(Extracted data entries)
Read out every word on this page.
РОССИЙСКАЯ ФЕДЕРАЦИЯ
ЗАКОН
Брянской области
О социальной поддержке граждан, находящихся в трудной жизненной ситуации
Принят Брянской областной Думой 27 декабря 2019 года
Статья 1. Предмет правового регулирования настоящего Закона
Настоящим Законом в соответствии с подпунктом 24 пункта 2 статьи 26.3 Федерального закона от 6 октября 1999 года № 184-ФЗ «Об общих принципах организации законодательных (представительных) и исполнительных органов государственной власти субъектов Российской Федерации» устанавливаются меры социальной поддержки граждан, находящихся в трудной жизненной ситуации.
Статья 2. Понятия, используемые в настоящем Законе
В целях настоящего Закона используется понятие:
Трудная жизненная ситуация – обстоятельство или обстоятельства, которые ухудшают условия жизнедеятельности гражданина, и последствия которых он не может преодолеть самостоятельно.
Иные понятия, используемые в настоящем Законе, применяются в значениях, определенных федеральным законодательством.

#### TASK DETAILS
Please output the complete data exactly.

#### FULL RESPONSE
Read out every word on this page.
РОССИЙСКАЯ ФЕДЕРАЦИЯ
ЗАКОН
Брянской области
О социальной поддержке граждан, находящихся в трудной жизненной ситуации
Принят Брянской областной Думой 27 декабря 2019 года
Статья 1. Предмет правового регулирования настоящего Закона
Настоящим Законом в соответствии с подпунктом 24 пункта 2 статьи 26.3 Федерального закона от 6 октября 1999 года № 184-ФЗ «Об общих принципах организации законодательных (представительных) и исполнительных органов государственной власти субъектов Российской Федерации» устанавливаются меры социальной поддержки граждан, находящихся в трудной жизненной ситуации.
Статья 2. Понятия, используемые в настоящем Законе
В целях настоящего Закона используется понятие:
Трудная жизненная ситуация – обстоятельство или обстоятельства, которые ухудшают условия жизнедеятельности гражданина, и последствия которых он не может преодолеть самостоятельно.
Иные понятия, используемые в настоящем Законе, применяются в значениях, определенных федеральным законодательством.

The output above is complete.